┌─ PROVIDED RECORDS

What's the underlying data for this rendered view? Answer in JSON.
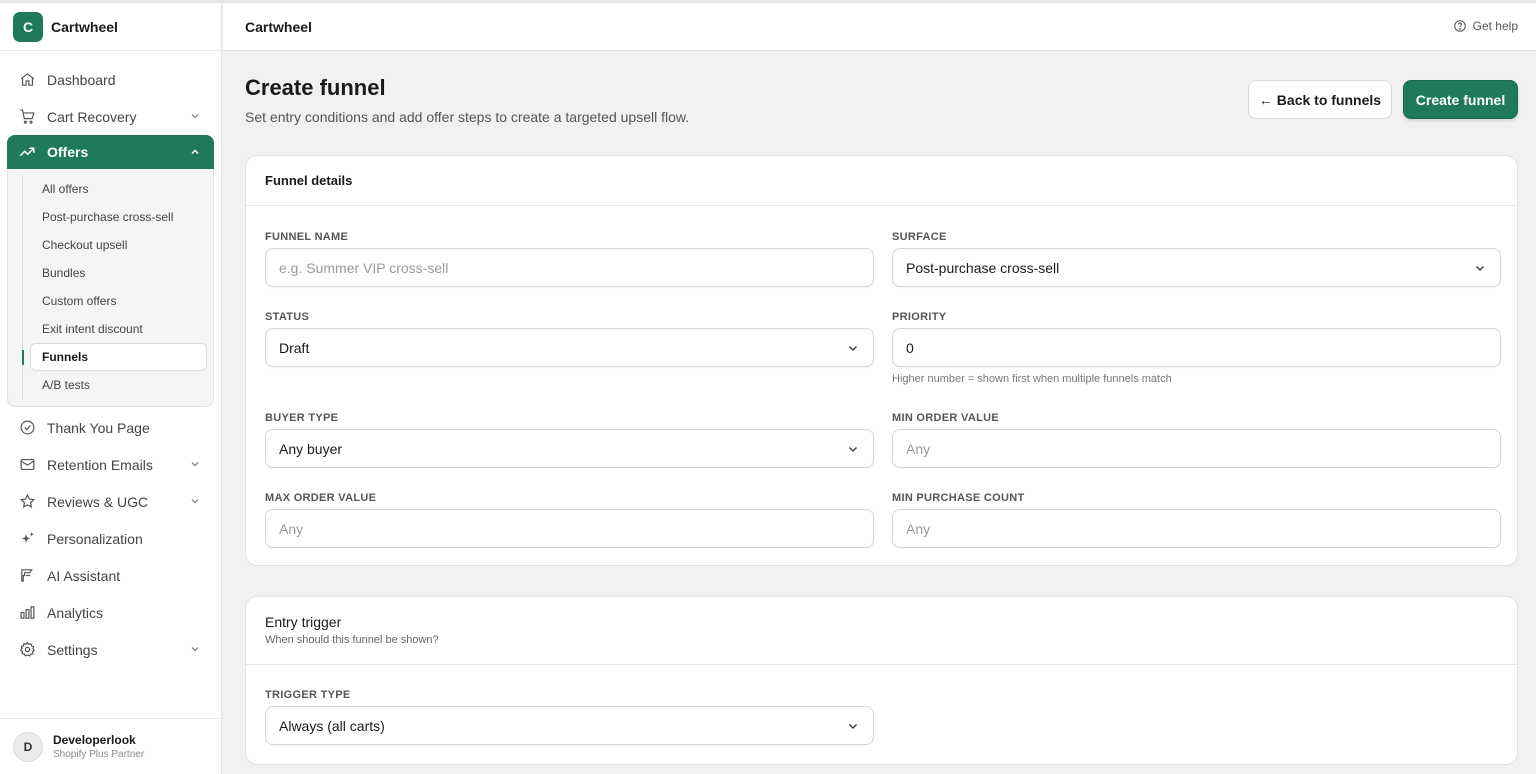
{
  "app": {
    "logo_letter": "C",
    "name": "Cartwheel"
  },
  "nav": {
    "items_top": [
      {
        "label": "Dashboard",
        "icon": "home-icon"
      },
      {
        "label": "Cart Recovery",
        "icon": "cart-icon",
        "has_chevron": true
      }
    ],
    "active": {
      "label": "Offers",
      "icon": "trending-up-icon"
    },
    "sub_items": [
      "All offers",
      "Post-purchase cross-sell",
      "Checkout upsell",
      "Bundles",
      "Custom offers",
      "Exit intent discount",
      "Funnels",
      "A/B tests"
    ],
    "current_sub": "Funnels",
    "items_bottom": [
      {
        "label": "Thank You Page",
        "icon": "check-circle-icon"
      },
      {
        "label": "Retention Emails",
        "icon": "mail-icon",
        "has_chevron": true
      },
      {
        "label": "Reviews & UGC",
        "icon": "star-icon",
        "has_chevron": true
      },
      {
        "label": "Personalization",
        "icon": "sparkles-icon"
      },
      {
        "label": "AI Assistant",
        "icon": "ai-icon"
      },
      {
        "label": "Analytics",
        "icon": "bar-chart-icon"
      },
      {
        "label": "Settings",
        "icon": "gear-icon",
        "has_chevron": true
      }
    ]
  },
  "profile": {
    "initial": "D",
    "name": "Developerlook",
    "role": "Shopify Plus Partner"
  },
  "header": {
    "title": "Cartwheel",
    "help": "Get help"
  },
  "page": {
    "title": "Create funnel",
    "subtitle": "Set entry conditions and add offer steps to create a targeted upsell flow.",
    "back_button": "← Back to funnels",
    "create_button": "Create funnel"
  },
  "funnel_details": {
    "title": "Funnel details",
    "funnel_name": {
      "label": "FUNNEL NAME",
      "placeholder": "e.g. Summer VIP cross-sell",
      "value": ""
    },
    "surface": {
      "label": "SURFACE",
      "value": "Post-purchase cross-sell"
    },
    "status": {
      "label": "STATUS",
      "value": "Draft"
    },
    "priority": {
      "label": "PRIORITY",
      "value": "0",
      "hint": "Higher number = shown first when multiple funnels match"
    },
    "buyer_type": {
      "label": "BUYER TYPE",
      "value": "Any buyer"
    },
    "min_order_value": {
      "label": "MIN ORDER VALUE",
      "placeholder": "Any"
    },
    "max_order_value": {
      "label": "MAX ORDER VALUE",
      "placeholder": "Any"
    },
    "min_purchase_count": {
      "label": "MIN PURCHASE COUNT",
      "placeholder": "Any"
    }
  },
  "entry_trigger": {
    "title": "Entry trigger",
    "description": "When should this funnel be shown?",
    "trigger_type": {
      "label": "TRIGGER TYPE",
      "value": "Always (all carts)"
    }
  },
  "colors": {
    "accent": "#1f7a5c",
    "background": "#f1f1f1"
  }
}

└─

● **YOUR INSTRUCTIONS**: Every record is to be reproduced exactly, with no pictures included.

● **TASK SOLUTION**:
What's the underlying data for this rendered view? Answer in JSON.
{
  "app": {
    "logo_letter": "C",
    "name": "Cartwheel"
  },
  "nav": {
    "items_top": [
      {
        "label": "Dashboard",
        "icon": "home-icon"
      },
      {
        "label": "Cart Recovery",
        "icon": "cart-icon",
        "has_chevron": true
      }
    ],
    "active": {
      "label": "Offers",
      "icon": "trending-up-icon"
    },
    "sub_items": [
      "All offers",
      "Post-purchase cross-sell",
      "Checkout upsell",
      "Bundles",
      "Custom offers",
      "Exit intent discount",
      "Funnels",
      "A/B tests"
    ],
    "current_sub": "Funnels",
    "items_bottom": [
      {
        "label": "Thank You Page",
        "icon": "check-circle-icon"
      },
      {
        "label": "Retention Emails",
        "icon": "mail-icon",
        "has_chevron": true
      },
      {
        "label": "Reviews & UGC",
        "icon": "star-icon",
        "has_chevron": true
      },
      {
        "label": "Personalization",
        "icon": "sparkles-icon"
      },
      {
        "label": "AI Assistant",
        "icon": "ai-icon"
      },
      {
        "label": "Analytics",
        "icon": "bar-chart-icon"
      },
      {
        "label": "Settings",
        "icon": "gear-icon",
        "has_chevron": true
      }
    ]
  },
  "profile": {
    "initial": "D",
    "name": "Developerlook",
    "role": "Shopify Plus Partner"
  },
  "header": {
    "title": "Cartwheel",
    "help": "Get help"
  },
  "page": {
    "title": "Create funnel",
    "subtitle": "Set entry conditions and add offer steps to create a targeted upsell flow.",
    "back_button": "← Back to funnels",
    "create_button": "Create funnel"
  },
  "funnel_details": {
    "title": "Funnel details",
    "funnel_name": {
      "label": "FUNNEL NAME",
      "placeholder": "e.g. Summer VIP cross-sell",
      "value": ""
    },
    "surface": {
      "label": "SURFACE",
      "value": "Post-purchase cross-sell"
    },
    "status": {
      "label": "STATUS",
      "value": "Draft"
    },
    "priority": {
      "label": "PRIORITY",
      "value": "0",
      "hint": "Higher number = shown first when multiple funnels match"
    },
    "buyer_type": {
      "label": "BUYER TYPE",
      "value": "Any buyer"
    },
    "min_order_value": {
      "label": "MIN ORDER VALUE",
      "placeholder": "Any"
    },
    "max_order_value": {
      "label": "MAX ORDER VALUE",
      "placeholder": "Any"
    },
    "min_purchase_count": {
      "label": "MIN PURCHASE COUNT",
      "placeholder": "Any"
    }
  },
  "entry_trigger": {
    "title": "Entry trigger",
    "description": "When should this funnel be shown?",
    "trigger_type": {
      "label": "TRIGGER TYPE",
      "value": "Always (all carts)"
    }
  },
  "colors": {
    "accent": "#1f7a5c",
    "background": "#f1f1f1"
  }
}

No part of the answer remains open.